> _MATERIAL PROVIDED_:
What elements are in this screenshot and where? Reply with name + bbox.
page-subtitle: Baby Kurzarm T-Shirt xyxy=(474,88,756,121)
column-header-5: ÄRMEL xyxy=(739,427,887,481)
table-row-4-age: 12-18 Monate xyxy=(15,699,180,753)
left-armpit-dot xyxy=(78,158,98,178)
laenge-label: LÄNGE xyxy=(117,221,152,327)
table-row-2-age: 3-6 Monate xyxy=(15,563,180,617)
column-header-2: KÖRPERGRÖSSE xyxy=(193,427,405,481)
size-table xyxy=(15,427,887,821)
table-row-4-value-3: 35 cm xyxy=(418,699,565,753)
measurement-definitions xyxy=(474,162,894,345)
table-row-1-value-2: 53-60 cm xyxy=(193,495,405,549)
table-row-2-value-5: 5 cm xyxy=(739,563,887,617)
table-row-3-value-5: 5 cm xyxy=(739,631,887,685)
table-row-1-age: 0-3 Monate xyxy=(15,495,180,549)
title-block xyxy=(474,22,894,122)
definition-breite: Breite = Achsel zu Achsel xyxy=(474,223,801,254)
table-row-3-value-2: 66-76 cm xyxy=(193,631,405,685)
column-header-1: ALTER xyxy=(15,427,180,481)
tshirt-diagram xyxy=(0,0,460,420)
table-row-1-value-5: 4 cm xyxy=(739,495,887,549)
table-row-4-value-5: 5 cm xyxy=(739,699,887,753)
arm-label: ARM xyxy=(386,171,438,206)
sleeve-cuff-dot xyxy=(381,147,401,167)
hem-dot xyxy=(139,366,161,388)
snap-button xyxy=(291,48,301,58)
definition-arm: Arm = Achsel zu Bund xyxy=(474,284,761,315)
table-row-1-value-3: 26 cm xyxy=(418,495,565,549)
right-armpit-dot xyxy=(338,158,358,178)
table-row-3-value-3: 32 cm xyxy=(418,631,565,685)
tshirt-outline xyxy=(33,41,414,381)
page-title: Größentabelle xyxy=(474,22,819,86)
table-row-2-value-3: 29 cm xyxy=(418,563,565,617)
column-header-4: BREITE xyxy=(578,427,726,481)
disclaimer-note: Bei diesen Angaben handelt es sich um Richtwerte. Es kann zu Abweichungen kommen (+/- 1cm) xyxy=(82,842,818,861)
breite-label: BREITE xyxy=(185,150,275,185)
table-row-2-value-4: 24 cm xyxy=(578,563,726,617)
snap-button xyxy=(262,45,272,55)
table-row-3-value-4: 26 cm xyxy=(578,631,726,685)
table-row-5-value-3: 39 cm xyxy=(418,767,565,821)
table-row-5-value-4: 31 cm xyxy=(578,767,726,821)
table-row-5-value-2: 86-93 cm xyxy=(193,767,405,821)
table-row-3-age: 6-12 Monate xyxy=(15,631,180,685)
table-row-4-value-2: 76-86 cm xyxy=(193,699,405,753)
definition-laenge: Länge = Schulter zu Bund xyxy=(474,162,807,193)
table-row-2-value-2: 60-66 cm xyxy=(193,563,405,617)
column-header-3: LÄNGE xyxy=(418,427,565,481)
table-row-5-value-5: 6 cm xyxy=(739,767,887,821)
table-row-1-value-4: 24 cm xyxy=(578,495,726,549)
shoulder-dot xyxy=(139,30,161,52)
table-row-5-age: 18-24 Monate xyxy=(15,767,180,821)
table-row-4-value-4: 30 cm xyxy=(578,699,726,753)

> _EXERCISE GOAL_:
Turn every line of the entries above into a Markdown table with two columns, No. and Entry Line. Number the rows in order and leave out any blank lines.

> _THE COMPLETED TASK_:
| No. | Entry Line |
|---|---|
| 1 | What elements are in this screenshot and where? Reply with name + bbox. |
| 2 | page-subtitle: Baby Kurzarm T-Shirt xyxy=(474,88,756,121) |
| 3 | column-header-5: ÄRMEL xyxy=(739,427,887,481) |
| 4 | table-row-4-age: 12-18 Monate xyxy=(15,699,180,753) |
| 5 | left-armpit-dot xyxy=(78,158,98,178) |
| 6 | laenge-label: LÄNGE xyxy=(117,221,152,327) |
| 7 | table-row-2-age: 3-6 Monate xyxy=(15,563,180,617) |
| 8 | column-header-2: KÖRPERGRÖSSE xyxy=(193,427,405,481) |
| 9 | size-table xyxy=(15,427,887,821) |
| 10 | table-row-4-value-3: 35 cm xyxy=(418,699,565,753) |
| 11 | measurement-definitions xyxy=(474,162,894,345) |
| 12 | table-row-1-value-2: 53-60 cm xyxy=(193,495,405,549) |
| 13 | table-row-2-value-5: 5 cm xyxy=(739,563,887,617) |
| 14 | table-row-3-value-5: 5 cm xyxy=(739,631,887,685) |
| 15 | table-row-1-age: 0-3 Monate xyxy=(15,495,180,549) |
| 16 | title-block xyxy=(474,22,894,122) |
| 17 | definition-breite: Breite = Achsel zu Achsel xyxy=(474,223,801,254) |
| 18 | table-row-3-value-2: 66-76 cm xyxy=(193,631,405,685) |
| 19 | column-header-1: ALTER xyxy=(15,427,180,481) |
| 20 | tshirt-diagram xyxy=(0,0,460,420) |
| 21 | table-row-1-value-5: 4 cm xyxy=(739,495,887,549) |
| 22 | table-row-4-value-5: 5 cm xyxy=(739,699,887,753) |
| 23 | arm-label: ARM xyxy=(386,171,438,206) |
| 24 | sleeve-cuff-dot xyxy=(381,147,401,167) |
| 25 | hem-dot xyxy=(139,366,161,388) |
| 26 | snap-button xyxy=(291,48,301,58) |
| 27 | definition-arm: Arm = Achsel zu Bund xyxy=(474,284,761,315) |
| 28 | table-row-1-value-3: 26 cm xyxy=(418,495,565,549) |
| 29 | right-armpit-dot xyxy=(338,158,358,178) |
| 30 | table-row-3-value-3: 32 cm xyxy=(418,631,565,685) |
| 31 | tshirt-outline xyxy=(33,41,414,381) |
| 32 | page-title: Größentabelle xyxy=(474,22,819,86) |
| 33 | table-row-2-value-3: 29 cm xyxy=(418,563,565,617) |
| 34 | column-header-4: BREITE xyxy=(578,427,726,481) |
| 35 | disclaimer-note: Bei diesen Angaben handelt es sich um Richtwerte. Es kann zu Abweichungen kommen (+/- 1cm) xyxy=(82,842,818,861) |
| 36 | breite-label: BREITE xyxy=(185,150,275,185) |
| 37 | table-row-2-value-4: 24 cm xyxy=(578,563,726,617) |
| 38 | snap-button xyxy=(262,45,272,55) |
| 39 | table-row-3-value-4: 26 cm xyxy=(578,631,726,685) |
| 40 | table-row-5-value-3: 39 cm xyxy=(418,767,565,821) |
| 41 | table-row-5-value-4: 31 cm xyxy=(578,767,726,821) |
| 42 | table-row-5-value-2: 86-93 cm xyxy=(193,767,405,821) |
| 43 | table-row-3-age: 6-12 Monate xyxy=(15,631,180,685) |
| 44 | table-row-4-value-2: 76-86 cm xyxy=(193,699,405,753) |
| 45 | definition-laenge: Länge = Schulter zu Bund xyxy=(474,162,807,193) |
| 46 | table-row-2-value-2: 60-66 cm xyxy=(193,563,405,617) |
| 47 | column-header-3: LÄNGE xyxy=(418,427,565,481) |
| 48 | table-row-5-value-5: 6 cm xyxy=(739,767,887,821) |
| 49 | table-row-1-value-4: 24 cm xyxy=(578,495,726,549) |
| 50 | shoulder-dot xyxy=(139,30,161,52) |
| 51 | table-row-5-age: 18-24 Monate xyxy=(15,767,180,821) |
| 52 | table-row-4-value-4: 30 cm xyxy=(578,699,726,753) |